__DATA LISTING__.
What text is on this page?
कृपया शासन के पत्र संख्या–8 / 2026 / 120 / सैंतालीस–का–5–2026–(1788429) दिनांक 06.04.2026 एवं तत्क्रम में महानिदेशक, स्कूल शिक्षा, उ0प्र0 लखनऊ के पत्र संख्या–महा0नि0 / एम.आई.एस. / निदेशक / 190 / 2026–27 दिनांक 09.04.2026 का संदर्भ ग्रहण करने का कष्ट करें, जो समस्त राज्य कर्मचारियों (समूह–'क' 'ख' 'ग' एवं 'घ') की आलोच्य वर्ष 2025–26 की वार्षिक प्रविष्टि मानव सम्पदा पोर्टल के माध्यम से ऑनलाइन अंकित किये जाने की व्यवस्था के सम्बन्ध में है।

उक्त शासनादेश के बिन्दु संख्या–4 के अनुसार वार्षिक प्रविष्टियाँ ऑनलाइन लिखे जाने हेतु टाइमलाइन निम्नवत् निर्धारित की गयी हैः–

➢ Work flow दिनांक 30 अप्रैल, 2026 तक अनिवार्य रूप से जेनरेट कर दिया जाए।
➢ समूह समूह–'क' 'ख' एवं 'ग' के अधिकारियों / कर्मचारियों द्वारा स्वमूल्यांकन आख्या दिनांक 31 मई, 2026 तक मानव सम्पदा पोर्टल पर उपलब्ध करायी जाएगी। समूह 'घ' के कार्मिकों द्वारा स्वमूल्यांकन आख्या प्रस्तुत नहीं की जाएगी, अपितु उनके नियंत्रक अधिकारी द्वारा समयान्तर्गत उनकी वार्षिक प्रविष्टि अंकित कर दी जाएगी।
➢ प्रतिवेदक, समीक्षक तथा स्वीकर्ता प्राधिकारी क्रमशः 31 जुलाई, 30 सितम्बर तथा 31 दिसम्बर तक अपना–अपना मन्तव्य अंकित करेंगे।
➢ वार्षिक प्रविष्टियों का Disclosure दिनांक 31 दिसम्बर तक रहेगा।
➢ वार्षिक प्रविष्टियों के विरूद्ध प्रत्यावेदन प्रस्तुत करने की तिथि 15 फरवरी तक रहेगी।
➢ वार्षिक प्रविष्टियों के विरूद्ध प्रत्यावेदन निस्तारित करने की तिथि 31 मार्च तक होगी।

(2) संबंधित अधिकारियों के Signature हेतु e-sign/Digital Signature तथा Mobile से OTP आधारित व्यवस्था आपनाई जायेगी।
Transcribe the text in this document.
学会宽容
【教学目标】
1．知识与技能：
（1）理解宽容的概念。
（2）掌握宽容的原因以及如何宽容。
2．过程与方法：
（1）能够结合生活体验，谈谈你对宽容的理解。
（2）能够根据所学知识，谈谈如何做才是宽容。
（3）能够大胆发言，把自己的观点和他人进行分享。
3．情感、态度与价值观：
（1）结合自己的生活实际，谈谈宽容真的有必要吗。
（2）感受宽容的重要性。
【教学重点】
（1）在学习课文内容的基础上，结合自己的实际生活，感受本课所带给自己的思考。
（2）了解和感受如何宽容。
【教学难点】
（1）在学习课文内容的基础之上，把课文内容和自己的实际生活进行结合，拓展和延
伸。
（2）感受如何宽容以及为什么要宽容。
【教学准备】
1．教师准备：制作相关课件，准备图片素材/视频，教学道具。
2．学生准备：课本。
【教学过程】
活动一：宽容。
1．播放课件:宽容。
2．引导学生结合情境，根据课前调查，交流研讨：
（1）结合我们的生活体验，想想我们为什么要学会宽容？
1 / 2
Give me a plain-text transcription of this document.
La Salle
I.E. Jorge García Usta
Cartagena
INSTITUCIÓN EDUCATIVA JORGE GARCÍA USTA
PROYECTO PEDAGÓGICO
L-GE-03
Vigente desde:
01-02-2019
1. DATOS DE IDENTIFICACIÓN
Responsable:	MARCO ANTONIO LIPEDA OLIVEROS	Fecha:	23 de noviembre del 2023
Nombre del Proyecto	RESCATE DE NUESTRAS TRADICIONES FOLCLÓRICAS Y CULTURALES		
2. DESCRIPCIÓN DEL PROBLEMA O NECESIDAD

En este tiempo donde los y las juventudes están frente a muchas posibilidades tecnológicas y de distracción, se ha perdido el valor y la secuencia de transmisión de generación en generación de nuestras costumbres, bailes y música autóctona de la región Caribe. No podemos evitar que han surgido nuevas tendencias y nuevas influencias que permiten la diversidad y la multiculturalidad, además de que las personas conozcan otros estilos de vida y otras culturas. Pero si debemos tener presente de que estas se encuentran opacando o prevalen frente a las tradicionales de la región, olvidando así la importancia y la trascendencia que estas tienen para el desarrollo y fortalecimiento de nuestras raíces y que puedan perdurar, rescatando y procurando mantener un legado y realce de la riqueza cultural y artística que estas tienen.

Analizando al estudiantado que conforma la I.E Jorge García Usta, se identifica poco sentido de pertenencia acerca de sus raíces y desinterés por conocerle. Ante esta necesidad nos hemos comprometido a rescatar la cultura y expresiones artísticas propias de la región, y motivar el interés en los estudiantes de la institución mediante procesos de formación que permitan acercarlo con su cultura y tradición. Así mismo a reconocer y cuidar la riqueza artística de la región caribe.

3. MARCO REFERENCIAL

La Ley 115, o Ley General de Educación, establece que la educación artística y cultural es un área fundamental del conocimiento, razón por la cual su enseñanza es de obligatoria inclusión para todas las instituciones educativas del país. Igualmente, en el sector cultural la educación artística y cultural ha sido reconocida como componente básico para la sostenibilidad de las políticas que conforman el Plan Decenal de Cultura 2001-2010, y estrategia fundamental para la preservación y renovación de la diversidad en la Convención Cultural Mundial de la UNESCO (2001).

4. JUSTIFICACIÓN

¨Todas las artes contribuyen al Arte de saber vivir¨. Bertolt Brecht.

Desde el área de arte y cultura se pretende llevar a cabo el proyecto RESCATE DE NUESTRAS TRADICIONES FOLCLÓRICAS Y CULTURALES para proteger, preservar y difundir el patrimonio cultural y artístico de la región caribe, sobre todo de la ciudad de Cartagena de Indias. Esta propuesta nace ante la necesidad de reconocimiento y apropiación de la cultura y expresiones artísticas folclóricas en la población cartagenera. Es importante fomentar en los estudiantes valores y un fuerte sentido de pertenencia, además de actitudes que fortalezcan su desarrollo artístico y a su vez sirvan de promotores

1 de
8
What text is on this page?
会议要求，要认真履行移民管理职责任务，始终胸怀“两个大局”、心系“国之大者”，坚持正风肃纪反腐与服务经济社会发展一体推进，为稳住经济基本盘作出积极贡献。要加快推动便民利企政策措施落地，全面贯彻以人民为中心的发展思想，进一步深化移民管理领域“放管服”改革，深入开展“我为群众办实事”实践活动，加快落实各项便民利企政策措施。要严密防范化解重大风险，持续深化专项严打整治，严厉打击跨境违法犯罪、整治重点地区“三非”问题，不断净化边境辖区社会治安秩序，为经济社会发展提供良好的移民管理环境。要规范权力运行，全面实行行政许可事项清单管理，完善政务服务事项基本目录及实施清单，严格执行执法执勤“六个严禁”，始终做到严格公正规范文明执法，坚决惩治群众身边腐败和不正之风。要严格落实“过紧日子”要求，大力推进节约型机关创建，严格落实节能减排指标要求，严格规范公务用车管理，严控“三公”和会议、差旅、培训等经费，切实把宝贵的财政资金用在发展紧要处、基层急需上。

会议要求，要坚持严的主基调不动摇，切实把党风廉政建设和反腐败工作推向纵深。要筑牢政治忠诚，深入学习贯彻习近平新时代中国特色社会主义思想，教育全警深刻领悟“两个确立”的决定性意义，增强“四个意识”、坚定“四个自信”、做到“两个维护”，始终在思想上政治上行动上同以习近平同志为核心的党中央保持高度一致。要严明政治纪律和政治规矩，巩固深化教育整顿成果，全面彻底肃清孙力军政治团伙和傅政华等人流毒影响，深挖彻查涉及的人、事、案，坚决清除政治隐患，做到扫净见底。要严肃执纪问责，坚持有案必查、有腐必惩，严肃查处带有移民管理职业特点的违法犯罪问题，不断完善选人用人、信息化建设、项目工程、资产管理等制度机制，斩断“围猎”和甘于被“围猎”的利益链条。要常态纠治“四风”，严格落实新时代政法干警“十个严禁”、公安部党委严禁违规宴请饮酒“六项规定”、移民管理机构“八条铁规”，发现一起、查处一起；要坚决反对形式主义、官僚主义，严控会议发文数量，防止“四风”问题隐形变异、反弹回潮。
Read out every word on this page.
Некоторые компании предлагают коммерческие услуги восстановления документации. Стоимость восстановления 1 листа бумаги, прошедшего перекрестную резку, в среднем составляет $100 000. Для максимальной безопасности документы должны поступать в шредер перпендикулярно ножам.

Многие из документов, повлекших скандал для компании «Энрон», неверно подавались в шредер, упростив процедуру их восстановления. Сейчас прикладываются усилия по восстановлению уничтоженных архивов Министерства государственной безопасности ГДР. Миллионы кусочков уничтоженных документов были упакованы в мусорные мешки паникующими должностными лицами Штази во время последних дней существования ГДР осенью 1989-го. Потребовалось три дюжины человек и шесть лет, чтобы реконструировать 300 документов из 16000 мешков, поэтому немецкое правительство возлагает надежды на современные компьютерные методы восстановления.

__STATED PROBLEM__. Above are lines of data; state how many of them contain the word "desarrollo", with no other output.

__WRITTEN ANSWER__. 2